◆ **Records that describe figures**
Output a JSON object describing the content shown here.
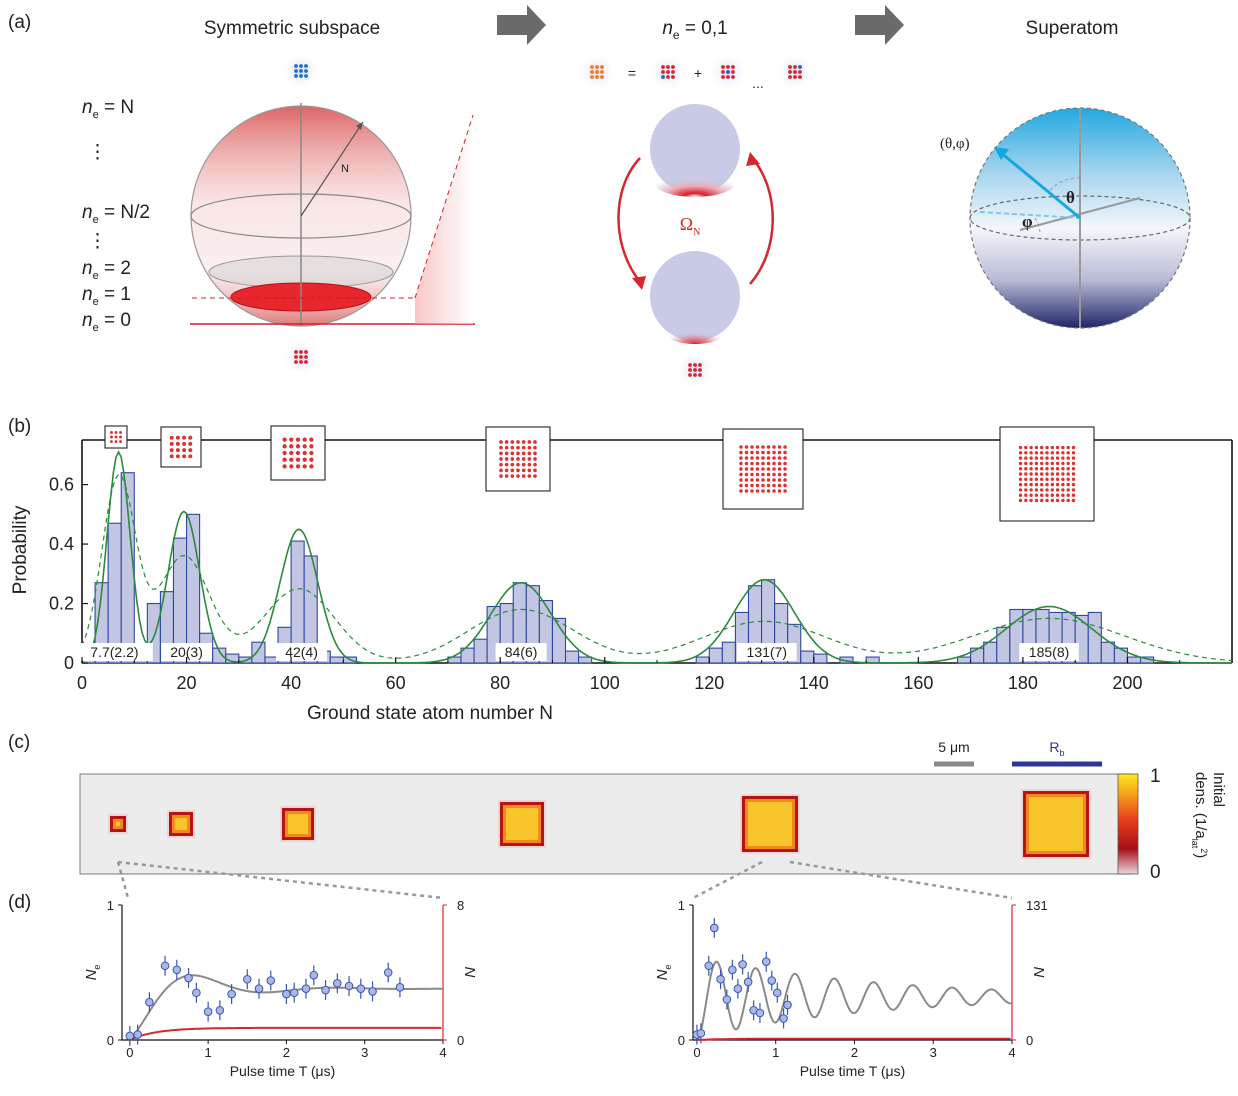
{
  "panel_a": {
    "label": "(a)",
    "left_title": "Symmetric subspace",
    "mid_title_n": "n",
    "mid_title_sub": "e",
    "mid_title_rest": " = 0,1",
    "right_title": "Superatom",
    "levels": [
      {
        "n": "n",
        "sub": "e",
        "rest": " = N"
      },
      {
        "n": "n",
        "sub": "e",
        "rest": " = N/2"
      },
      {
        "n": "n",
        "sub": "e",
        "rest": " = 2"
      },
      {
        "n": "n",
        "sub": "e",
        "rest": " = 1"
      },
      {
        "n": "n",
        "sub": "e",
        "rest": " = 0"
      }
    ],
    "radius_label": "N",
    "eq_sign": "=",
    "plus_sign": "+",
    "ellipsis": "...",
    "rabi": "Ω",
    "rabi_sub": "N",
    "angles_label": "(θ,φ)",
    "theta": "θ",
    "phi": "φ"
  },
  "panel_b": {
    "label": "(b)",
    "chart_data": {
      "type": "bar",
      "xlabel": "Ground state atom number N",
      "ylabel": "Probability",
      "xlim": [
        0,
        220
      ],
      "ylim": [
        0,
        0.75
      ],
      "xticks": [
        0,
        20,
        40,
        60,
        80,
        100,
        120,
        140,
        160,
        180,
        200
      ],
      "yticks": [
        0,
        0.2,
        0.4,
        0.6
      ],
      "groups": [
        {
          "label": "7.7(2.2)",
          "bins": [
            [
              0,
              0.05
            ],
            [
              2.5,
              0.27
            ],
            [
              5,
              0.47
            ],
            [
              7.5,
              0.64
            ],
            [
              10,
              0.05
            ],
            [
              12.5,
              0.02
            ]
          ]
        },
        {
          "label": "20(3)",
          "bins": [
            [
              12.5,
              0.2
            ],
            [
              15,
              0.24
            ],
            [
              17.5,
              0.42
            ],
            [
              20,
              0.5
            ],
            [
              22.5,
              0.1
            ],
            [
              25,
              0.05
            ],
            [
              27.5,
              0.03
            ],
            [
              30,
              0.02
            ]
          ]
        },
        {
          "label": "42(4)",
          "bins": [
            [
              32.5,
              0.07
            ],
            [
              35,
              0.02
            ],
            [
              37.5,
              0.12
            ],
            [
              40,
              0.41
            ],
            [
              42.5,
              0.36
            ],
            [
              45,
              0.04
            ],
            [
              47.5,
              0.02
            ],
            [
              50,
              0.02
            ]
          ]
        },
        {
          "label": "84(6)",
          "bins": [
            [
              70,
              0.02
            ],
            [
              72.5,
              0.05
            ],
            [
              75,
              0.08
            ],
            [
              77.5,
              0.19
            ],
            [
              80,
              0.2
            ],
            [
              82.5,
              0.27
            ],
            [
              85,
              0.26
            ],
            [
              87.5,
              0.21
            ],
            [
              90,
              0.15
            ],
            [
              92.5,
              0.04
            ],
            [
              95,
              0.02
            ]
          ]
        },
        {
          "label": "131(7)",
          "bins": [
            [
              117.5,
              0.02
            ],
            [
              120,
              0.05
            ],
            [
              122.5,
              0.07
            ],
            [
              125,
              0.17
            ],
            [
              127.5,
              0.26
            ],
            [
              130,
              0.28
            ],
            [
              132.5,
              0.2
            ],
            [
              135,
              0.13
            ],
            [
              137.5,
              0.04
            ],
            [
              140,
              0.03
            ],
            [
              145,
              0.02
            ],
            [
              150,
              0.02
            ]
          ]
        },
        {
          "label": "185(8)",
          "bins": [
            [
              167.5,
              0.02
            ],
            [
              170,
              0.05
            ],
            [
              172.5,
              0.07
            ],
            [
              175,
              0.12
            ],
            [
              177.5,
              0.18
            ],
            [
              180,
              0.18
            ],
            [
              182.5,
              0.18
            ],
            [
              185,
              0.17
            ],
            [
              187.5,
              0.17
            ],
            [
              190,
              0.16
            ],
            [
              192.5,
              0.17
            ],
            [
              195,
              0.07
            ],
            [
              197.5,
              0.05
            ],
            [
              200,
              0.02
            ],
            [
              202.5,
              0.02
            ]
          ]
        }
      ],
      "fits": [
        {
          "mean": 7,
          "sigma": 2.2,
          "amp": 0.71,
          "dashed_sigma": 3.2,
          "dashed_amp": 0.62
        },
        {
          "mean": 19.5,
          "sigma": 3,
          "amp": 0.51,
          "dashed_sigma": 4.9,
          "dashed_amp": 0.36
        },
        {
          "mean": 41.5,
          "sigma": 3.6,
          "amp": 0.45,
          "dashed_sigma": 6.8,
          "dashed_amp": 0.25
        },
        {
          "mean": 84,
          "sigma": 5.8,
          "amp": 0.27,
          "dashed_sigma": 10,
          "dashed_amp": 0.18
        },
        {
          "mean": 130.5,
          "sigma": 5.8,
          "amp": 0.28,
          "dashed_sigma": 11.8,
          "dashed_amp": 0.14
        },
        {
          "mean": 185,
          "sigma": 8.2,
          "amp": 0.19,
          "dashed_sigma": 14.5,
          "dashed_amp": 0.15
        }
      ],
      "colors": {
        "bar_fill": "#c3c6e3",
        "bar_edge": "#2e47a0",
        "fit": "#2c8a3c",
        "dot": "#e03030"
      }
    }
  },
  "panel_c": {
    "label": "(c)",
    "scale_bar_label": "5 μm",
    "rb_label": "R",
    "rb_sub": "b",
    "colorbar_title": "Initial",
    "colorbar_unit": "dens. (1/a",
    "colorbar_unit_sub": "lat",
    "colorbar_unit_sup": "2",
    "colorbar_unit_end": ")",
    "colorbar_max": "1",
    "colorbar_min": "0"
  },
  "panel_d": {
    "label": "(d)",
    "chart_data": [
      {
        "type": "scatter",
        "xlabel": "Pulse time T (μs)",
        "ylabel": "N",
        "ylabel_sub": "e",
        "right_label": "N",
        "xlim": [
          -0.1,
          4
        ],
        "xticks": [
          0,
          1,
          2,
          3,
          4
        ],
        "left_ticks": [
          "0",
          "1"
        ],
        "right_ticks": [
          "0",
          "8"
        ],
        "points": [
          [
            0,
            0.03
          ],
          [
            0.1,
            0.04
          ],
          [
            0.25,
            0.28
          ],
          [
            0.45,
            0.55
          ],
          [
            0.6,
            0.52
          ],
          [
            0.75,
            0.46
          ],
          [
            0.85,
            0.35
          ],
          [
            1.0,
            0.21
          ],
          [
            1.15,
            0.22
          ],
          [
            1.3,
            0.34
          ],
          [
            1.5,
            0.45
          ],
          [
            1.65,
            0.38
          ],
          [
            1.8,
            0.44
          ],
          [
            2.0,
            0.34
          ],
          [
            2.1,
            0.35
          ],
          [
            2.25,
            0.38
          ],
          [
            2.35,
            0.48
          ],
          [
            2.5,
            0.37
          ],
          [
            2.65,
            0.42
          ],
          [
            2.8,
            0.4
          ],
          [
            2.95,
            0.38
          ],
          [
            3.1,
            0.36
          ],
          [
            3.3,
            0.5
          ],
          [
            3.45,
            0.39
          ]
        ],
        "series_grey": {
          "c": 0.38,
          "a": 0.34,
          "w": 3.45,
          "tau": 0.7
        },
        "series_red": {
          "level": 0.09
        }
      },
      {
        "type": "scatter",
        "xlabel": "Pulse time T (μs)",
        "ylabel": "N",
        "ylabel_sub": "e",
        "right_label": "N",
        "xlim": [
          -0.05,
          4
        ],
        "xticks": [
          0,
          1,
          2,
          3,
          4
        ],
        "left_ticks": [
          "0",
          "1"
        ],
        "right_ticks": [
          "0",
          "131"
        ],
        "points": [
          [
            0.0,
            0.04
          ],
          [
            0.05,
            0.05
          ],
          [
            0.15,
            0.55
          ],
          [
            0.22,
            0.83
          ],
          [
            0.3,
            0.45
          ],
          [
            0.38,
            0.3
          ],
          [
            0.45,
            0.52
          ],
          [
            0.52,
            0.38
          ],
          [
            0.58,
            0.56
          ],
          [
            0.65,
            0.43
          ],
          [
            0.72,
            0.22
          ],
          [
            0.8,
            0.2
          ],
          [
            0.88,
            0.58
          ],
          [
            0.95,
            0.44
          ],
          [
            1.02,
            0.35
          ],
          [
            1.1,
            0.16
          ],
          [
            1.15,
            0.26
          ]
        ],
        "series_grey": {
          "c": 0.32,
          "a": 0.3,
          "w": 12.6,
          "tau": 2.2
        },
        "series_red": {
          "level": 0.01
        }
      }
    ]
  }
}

◆ **Stated exercise**
In the listing above, find each line with the word "mean" and copy it.

◆ **Answer to the task**
          "mean": 7,
          "mean": 19.5,
          "mean": 41.5,
          "mean": 84,
          "mean": 130.5,
          "mean": 185,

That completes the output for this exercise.